AIM
Copy the records below exactly as they appear.

=== EXTRACTED RECORDS ===

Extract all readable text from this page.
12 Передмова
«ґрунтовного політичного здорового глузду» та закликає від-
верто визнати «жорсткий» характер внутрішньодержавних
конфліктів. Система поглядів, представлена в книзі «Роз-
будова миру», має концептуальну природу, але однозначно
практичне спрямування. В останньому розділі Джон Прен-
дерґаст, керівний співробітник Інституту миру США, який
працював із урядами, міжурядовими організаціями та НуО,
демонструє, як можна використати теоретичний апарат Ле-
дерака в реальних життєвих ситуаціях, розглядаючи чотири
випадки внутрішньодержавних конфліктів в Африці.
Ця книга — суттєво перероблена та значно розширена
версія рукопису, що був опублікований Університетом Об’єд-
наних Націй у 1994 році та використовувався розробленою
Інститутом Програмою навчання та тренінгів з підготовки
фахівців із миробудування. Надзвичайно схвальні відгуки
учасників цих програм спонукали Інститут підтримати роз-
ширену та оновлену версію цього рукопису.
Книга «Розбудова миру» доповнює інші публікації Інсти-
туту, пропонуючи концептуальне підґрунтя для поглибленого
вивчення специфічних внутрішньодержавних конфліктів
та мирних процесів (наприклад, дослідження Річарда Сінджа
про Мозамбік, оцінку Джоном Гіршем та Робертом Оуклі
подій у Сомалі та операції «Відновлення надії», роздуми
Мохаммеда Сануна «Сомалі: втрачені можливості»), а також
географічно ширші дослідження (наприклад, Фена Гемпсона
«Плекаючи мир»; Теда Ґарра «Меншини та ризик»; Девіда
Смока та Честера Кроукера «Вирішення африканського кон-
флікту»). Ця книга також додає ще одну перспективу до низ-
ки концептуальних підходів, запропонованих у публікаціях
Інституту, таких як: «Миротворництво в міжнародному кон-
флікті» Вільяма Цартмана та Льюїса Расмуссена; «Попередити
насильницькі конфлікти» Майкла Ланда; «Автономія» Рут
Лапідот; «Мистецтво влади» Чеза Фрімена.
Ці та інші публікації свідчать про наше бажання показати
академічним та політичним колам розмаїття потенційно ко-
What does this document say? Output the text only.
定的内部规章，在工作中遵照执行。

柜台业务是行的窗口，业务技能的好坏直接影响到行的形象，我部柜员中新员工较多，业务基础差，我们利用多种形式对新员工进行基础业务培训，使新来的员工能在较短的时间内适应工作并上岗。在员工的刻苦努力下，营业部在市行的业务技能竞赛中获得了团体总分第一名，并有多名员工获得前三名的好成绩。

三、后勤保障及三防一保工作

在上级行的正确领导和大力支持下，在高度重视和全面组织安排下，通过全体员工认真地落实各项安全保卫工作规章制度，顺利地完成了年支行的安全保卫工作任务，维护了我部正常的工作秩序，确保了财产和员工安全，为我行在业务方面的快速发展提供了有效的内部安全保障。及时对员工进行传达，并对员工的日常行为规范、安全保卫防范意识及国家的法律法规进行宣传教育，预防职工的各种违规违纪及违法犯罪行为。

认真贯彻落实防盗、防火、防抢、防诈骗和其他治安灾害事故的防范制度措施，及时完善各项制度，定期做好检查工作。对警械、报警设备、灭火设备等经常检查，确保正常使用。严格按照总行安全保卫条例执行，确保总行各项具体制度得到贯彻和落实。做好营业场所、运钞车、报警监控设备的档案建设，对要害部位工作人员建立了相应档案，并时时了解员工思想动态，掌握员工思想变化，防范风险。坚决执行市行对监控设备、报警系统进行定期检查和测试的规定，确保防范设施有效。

===

EXPECTED OUTPUT
Extract all readable text from this page.
12 Передмова
«ґрунтовного політичного здорового глузду» та закликає від-
верто визнати «жорсткий» характер внутрішньодержавних
конфліктів. Система поглядів, представлена в книзі «Роз-
будова миру», має концептуальну природу, але однозначно
практичне спрямування. В останньому розділі Джон Прен-
дерґаст, керівний співробітник Інституту миру США, який
працював із урядами, міжурядовими організаціями та НуО,
демонструє, як можна використати теоретичний апарат Ле-
дерака в реальних життєвих ситуаціях, розглядаючи чотири
випадки внутрішньодержавних конфліктів в Африці.
Ця книга — суттєво перероблена та значно розширена
версія рукопису, що був опублікований Університетом Об’єд-
наних Націй у 1994 році та використовувався розробленою
Інститутом Програмою навчання та тренінгів з підготовки
фахівців із миробудування. Надзвичайно схвальні відгуки
учасників цих програм спонукали Інститут підтримати роз-
ширену та оновлену версію цього рукопису.
Книга «Розбудова миру» доповнює інші публікації Інсти-
туту, пропонуючи концептуальне підґрунтя для поглибленого
вивчення специфічних внутрішньодержавних конфліктів
та мирних процесів (наприклад, дослідження Річарда Сінджа
про Мозамбік, оцінку Джоном Гіршем та Робертом Оуклі
подій у Сомалі та операції «Відновлення надії», роздуми
Мохаммеда Сануна «Сомалі: втрачені можливості»), а також
географічно ширші дослідження (наприклад, Фена Гемпсона
«Плекаючи мир»; Теда Ґарра «Меншини та ризик»; Девіда
Смока та Честера Кроукера «Вирішення африканського кон-
флікту»). Ця книга також додає ще одну перспективу до низ-
ки концептуальних підходів, запропонованих у публікаціях
Інституту, таких як: «Миротворництво в міжнародному кон-
флікті» Вільяма Цартмана та Льюїса Расмуссена; «Попередити
насильницькі конфлікти» Майкла Ланда; «Автономія» Рут
Лапідот; «Мистецтво влади» Чеза Фрімена.
Ці та інші публікації свідчать про наше бажання показати
академічним та політичним колам розмаїття потенційно ко-
What does this document say? Output the text only.
定的内部规章，在工作中遵照执行。

柜台业务是行的窗口，业务技能的好坏直接影响到行的形象，我部柜员中新员工较多，业务基础差，我们利用多种形式对新员工进行基础业务培训，使新来的员工能在较短的时间内适应工作并上岗。在员工的刻苦努力下，营业部在市行的业务技能竞赛中获得了团体总分第一名，并有多名员工获得前三名的好成绩。

三、后勤保障及三防一保工作

在上级行的正确领导和大力支持下，在高度重视和全面组织安排下，通过全体员工认真地落实各项安全保卫工作规章制度，顺利地完成了年支行的安全保卫工作任务，维护了我部正常的工作秩序，确保了财产和员工安全，为我行在业务方面的快速发展提供了有效的内部安全保障。及时对员工进行传达，并对员工的日常行为规范、安全保卫防范意识及国家的法律法规进行宣传教育，预防职工的各种违规违纪及违法犯罪行为。

认真贯彻落实防盗、防火、防抢、防诈骗和其他治安灾害事故的防范制度措施，及时完善各项制度，定期做好检查工作。对警械、报警设备、灭火设备等经常检查，确保正常使用。严格按照总行安全保卫条例执行，确保总行各项具体制度得到贯彻和落实。做好营业场所、运钞车、报警监控设备的档案建设，对要害部位工作人员建立了相应档案，并时时了解员工思想动态，掌握员工思想变化，防范风险。坚决执行市行对监控设备、报警系统进行定期检查和测试的规定，确保防范设施有效。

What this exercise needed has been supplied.